● YOUR GOAL: Each line that contains the word "Donrftag" counts once; give the total for the records below and nothing else.

-- START OF SUPPLIED RECORDS --

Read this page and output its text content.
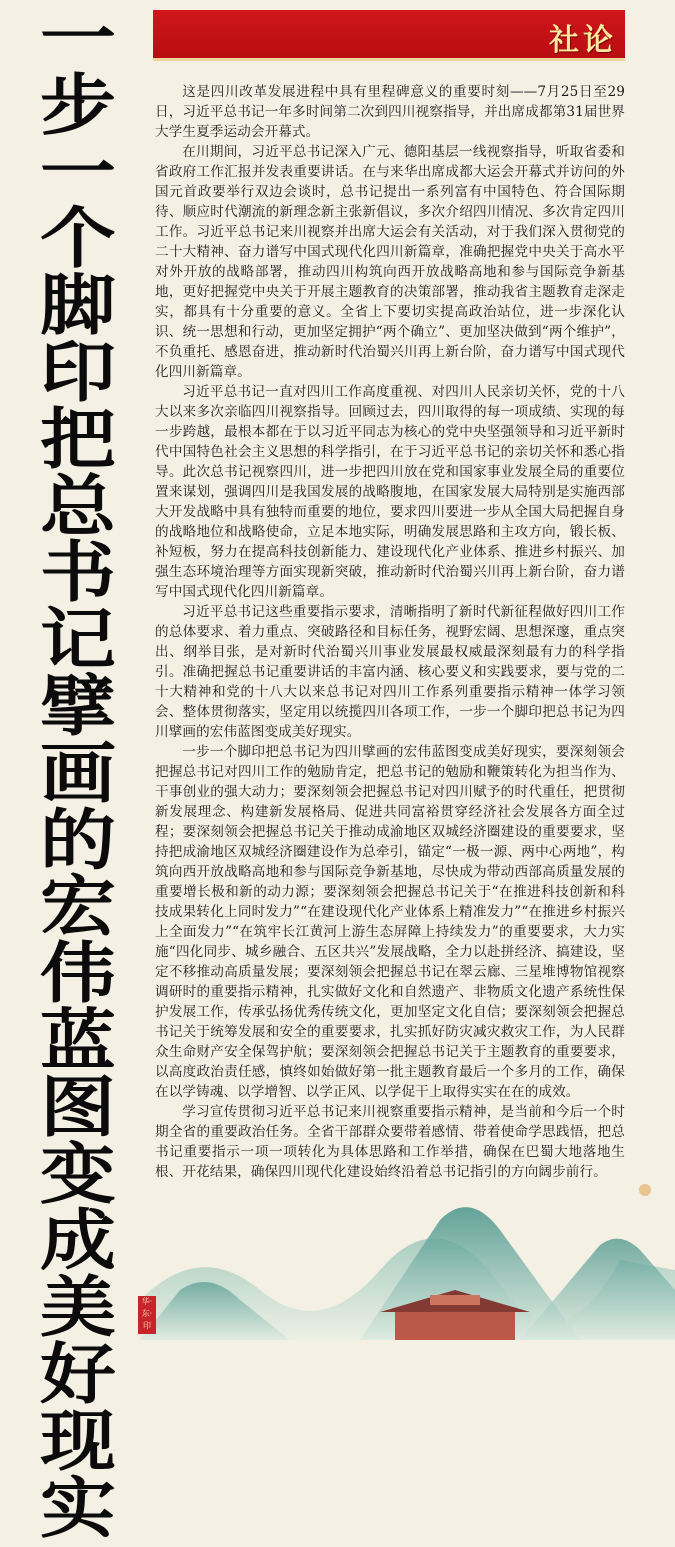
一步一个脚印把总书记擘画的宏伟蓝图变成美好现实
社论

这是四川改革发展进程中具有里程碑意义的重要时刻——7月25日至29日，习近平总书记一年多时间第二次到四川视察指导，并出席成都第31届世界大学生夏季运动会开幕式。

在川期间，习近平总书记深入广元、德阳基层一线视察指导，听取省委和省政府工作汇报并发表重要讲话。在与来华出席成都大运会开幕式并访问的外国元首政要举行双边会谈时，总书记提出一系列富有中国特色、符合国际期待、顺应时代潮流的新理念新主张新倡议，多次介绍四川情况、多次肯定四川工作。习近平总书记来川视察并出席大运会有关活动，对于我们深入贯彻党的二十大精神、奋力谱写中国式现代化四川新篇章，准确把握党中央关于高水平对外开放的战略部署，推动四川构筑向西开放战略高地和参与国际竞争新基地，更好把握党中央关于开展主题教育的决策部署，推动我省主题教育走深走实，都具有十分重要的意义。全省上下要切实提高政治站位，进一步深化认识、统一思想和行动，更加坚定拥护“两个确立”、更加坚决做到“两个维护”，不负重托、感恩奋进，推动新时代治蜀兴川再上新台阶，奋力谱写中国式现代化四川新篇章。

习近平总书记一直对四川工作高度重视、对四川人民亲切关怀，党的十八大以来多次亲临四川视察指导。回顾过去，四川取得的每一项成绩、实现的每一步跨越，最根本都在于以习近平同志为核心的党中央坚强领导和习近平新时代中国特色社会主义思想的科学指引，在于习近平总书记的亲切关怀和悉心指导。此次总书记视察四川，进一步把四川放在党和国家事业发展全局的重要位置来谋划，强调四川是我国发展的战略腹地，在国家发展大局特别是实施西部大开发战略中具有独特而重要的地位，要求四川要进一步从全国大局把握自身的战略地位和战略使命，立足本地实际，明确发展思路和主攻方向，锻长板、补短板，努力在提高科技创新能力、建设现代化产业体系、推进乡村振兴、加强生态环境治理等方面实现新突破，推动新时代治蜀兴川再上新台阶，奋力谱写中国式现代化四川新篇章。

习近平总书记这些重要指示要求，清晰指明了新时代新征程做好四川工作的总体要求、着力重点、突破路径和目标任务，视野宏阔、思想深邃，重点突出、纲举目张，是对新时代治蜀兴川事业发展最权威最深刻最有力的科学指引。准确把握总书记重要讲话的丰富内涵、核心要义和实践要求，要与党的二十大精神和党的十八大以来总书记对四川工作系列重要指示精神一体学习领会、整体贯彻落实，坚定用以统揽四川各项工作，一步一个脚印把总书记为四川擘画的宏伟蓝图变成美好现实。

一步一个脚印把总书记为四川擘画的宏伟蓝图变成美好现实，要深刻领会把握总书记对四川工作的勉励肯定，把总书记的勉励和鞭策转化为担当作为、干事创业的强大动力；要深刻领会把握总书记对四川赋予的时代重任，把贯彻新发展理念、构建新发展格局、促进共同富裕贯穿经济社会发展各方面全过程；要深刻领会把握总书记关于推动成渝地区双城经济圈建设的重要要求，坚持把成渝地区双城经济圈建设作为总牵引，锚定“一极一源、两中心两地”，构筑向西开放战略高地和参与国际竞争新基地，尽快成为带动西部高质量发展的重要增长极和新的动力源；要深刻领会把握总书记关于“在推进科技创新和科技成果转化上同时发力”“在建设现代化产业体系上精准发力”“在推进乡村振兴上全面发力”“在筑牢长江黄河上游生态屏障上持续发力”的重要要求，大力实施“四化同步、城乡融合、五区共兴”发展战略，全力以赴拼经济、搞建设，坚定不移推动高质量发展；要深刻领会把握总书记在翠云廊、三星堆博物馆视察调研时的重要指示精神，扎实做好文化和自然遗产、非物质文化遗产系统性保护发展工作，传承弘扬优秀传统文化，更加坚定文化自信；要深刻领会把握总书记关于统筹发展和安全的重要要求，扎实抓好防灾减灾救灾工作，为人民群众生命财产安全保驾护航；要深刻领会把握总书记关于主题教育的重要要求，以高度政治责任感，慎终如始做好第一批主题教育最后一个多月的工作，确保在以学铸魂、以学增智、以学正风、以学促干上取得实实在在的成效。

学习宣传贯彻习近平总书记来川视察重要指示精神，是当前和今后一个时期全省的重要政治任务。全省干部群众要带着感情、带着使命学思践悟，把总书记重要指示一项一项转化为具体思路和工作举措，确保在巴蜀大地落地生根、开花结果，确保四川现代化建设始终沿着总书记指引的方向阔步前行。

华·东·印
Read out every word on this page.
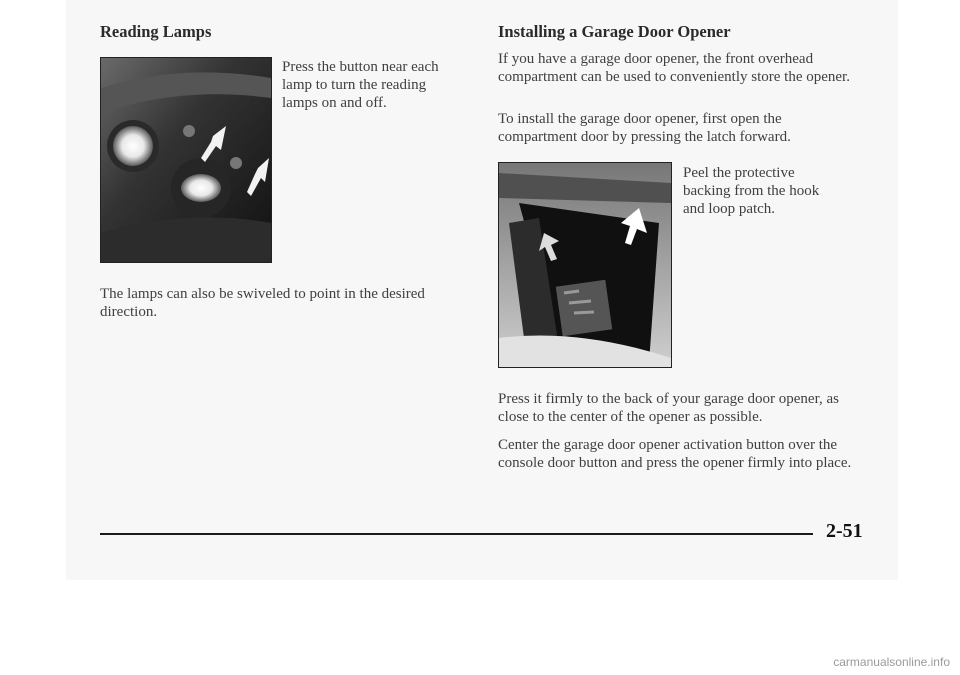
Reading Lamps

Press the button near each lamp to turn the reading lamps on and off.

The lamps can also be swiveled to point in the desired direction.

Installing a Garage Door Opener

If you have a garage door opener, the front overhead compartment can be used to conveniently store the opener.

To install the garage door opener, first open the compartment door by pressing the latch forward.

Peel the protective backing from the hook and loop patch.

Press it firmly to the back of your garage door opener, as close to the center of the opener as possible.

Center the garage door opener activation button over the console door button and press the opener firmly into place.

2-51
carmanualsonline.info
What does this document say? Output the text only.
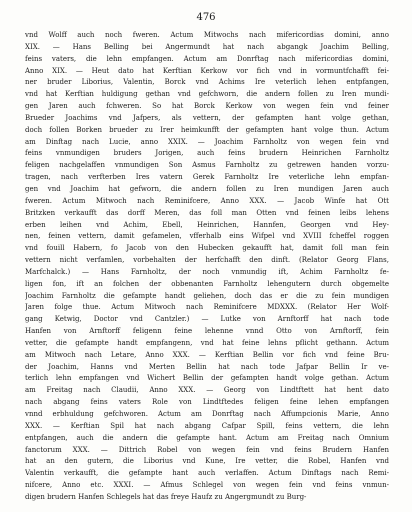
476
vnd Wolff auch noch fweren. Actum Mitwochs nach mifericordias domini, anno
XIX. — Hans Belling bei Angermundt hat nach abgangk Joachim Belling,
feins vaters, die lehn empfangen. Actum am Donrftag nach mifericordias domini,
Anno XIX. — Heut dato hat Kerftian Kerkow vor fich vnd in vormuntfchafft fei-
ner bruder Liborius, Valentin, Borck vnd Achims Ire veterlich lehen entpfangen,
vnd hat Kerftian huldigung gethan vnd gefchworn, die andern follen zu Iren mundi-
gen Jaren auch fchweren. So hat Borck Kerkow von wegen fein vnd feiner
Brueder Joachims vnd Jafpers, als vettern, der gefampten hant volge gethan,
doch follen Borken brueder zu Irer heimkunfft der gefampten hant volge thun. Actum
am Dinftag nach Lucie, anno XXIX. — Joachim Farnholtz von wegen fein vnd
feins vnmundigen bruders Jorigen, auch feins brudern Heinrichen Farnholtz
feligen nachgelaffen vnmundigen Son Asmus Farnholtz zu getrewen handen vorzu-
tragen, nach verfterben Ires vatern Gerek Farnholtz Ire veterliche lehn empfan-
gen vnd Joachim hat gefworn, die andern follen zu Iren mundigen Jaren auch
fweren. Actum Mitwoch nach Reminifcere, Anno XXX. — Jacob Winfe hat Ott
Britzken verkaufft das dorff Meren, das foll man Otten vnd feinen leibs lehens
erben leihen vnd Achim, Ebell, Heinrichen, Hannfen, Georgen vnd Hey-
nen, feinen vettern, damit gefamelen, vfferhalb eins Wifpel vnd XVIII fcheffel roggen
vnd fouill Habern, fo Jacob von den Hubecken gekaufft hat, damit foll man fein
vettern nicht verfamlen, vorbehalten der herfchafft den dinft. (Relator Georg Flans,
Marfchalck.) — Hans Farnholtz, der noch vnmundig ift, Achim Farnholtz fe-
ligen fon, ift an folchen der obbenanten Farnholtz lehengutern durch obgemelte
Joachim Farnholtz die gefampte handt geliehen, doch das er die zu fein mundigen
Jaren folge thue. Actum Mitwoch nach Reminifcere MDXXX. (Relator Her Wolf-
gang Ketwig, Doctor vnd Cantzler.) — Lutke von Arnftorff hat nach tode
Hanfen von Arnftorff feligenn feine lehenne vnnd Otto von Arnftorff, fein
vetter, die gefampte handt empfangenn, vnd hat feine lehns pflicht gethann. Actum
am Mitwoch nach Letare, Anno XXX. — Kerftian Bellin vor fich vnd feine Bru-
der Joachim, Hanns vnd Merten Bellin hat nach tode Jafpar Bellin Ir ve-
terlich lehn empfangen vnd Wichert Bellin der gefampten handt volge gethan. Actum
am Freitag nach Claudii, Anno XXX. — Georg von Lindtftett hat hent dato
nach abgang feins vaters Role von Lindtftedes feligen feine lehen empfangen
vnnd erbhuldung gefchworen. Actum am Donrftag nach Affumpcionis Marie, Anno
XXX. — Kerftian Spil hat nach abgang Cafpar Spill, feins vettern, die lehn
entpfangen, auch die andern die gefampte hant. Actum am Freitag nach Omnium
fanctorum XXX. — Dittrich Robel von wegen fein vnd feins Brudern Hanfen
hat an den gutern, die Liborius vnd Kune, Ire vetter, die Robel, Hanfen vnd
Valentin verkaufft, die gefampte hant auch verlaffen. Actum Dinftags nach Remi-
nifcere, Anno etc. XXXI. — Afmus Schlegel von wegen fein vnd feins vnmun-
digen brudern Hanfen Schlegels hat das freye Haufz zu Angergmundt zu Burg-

-- END OF SUPPLIED RECORDS --

● FINAL RESULT: 2